=== Task prompt ===
Count how many lines hold the string "edge", and give only that number.

=== Source data ===
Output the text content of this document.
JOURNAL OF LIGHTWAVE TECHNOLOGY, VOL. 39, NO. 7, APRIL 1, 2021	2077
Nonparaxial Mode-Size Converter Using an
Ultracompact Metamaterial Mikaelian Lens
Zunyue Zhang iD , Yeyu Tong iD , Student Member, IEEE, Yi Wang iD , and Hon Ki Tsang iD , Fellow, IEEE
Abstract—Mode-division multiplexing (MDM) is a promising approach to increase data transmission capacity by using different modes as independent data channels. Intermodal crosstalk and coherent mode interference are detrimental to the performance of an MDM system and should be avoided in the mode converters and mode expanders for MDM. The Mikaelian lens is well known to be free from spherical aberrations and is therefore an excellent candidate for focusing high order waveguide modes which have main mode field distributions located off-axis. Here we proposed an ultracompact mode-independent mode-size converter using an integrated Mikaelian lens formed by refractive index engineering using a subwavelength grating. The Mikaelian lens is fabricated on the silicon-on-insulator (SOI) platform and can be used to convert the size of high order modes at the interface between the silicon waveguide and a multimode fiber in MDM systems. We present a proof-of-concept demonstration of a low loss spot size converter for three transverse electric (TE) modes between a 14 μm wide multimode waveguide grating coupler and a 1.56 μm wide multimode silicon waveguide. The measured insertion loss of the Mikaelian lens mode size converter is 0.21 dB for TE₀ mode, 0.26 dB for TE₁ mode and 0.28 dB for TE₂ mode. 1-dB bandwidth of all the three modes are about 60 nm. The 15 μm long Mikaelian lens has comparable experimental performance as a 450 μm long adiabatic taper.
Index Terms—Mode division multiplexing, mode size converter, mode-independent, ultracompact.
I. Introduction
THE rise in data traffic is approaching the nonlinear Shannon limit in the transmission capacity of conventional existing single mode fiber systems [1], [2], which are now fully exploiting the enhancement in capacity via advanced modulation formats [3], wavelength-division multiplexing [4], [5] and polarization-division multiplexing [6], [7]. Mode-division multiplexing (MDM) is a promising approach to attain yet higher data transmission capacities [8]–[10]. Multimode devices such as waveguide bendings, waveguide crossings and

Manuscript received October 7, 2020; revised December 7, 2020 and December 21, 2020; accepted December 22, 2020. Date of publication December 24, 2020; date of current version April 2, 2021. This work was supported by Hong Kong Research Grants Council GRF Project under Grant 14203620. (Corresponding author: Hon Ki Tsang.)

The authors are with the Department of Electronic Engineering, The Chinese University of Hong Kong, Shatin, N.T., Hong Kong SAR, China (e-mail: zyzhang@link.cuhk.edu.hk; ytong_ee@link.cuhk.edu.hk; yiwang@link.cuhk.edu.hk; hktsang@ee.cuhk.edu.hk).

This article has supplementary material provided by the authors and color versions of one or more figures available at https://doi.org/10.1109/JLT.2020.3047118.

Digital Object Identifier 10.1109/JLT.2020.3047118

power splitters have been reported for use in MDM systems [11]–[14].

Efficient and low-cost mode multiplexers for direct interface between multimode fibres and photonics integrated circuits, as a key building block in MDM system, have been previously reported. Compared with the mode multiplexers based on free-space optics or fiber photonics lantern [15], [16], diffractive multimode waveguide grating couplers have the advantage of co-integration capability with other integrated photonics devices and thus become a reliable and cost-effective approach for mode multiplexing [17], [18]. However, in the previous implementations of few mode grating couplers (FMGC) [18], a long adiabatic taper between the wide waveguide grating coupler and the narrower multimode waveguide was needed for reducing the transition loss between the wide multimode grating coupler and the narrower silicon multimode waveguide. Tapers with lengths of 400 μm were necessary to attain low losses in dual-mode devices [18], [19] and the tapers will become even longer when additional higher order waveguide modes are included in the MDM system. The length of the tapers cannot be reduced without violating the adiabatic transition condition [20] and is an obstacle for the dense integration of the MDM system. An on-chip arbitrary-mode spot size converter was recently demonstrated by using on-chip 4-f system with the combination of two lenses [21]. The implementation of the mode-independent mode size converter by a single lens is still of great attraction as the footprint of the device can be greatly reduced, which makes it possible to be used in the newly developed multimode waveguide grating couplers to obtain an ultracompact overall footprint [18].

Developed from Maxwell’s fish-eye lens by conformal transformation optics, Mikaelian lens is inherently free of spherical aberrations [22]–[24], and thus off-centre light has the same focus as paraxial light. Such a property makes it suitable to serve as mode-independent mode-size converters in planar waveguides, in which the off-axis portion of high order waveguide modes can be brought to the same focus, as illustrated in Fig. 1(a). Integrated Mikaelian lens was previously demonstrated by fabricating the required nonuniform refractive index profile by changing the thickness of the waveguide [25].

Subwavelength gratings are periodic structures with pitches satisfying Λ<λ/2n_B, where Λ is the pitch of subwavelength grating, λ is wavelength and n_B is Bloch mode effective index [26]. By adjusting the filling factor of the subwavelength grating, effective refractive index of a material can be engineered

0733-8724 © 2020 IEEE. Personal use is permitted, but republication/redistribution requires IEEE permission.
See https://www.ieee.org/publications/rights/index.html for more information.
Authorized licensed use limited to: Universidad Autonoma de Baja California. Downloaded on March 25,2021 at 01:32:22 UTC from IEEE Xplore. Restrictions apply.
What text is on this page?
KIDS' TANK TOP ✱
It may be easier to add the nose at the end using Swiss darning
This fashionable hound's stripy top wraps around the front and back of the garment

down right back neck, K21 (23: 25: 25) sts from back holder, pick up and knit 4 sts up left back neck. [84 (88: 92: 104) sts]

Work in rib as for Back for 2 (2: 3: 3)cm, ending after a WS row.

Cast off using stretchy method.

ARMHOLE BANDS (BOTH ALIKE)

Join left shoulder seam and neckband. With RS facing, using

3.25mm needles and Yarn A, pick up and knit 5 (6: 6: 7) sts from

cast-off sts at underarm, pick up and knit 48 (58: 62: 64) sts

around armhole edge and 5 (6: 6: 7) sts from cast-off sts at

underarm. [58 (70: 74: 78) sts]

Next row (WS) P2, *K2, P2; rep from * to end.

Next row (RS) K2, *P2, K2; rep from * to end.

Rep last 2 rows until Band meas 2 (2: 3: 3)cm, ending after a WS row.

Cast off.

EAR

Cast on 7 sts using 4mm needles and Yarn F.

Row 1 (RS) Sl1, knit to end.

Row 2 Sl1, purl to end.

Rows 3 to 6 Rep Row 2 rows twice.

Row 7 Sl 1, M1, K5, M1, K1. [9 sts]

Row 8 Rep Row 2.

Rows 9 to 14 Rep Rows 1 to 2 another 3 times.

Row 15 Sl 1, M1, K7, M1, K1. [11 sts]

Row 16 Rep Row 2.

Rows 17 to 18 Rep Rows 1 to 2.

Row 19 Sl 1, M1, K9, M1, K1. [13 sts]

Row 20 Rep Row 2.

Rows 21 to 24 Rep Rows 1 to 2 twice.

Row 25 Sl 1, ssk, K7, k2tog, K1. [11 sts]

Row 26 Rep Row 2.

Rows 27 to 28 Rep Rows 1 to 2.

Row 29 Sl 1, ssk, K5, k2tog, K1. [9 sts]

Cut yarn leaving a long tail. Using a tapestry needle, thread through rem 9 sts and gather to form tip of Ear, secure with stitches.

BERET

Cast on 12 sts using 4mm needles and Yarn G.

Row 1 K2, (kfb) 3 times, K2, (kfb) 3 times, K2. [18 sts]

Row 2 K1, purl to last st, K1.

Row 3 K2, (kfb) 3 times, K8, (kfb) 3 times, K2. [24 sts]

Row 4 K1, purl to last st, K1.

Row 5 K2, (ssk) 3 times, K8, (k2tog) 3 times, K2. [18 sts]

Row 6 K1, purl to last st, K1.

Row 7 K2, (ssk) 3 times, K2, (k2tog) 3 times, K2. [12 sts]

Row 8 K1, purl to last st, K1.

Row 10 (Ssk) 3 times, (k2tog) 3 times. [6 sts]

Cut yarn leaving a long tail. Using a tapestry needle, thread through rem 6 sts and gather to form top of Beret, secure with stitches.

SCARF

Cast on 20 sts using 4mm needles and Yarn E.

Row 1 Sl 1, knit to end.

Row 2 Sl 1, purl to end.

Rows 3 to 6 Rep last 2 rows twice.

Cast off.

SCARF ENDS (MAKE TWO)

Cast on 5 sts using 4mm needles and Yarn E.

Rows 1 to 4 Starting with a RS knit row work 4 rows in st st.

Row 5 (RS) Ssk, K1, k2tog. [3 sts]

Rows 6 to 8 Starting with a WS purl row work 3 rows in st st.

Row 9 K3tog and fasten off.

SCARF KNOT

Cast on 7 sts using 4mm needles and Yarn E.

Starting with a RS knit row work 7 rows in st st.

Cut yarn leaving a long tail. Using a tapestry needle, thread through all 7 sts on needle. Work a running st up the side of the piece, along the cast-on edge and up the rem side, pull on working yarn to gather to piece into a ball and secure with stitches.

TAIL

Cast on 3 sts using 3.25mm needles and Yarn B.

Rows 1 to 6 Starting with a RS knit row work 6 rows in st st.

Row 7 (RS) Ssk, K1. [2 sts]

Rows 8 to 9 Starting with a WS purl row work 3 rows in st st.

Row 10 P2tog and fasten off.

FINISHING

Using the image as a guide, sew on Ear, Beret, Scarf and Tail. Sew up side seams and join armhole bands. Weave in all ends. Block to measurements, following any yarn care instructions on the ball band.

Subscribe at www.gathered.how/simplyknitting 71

=== Answer below ===
2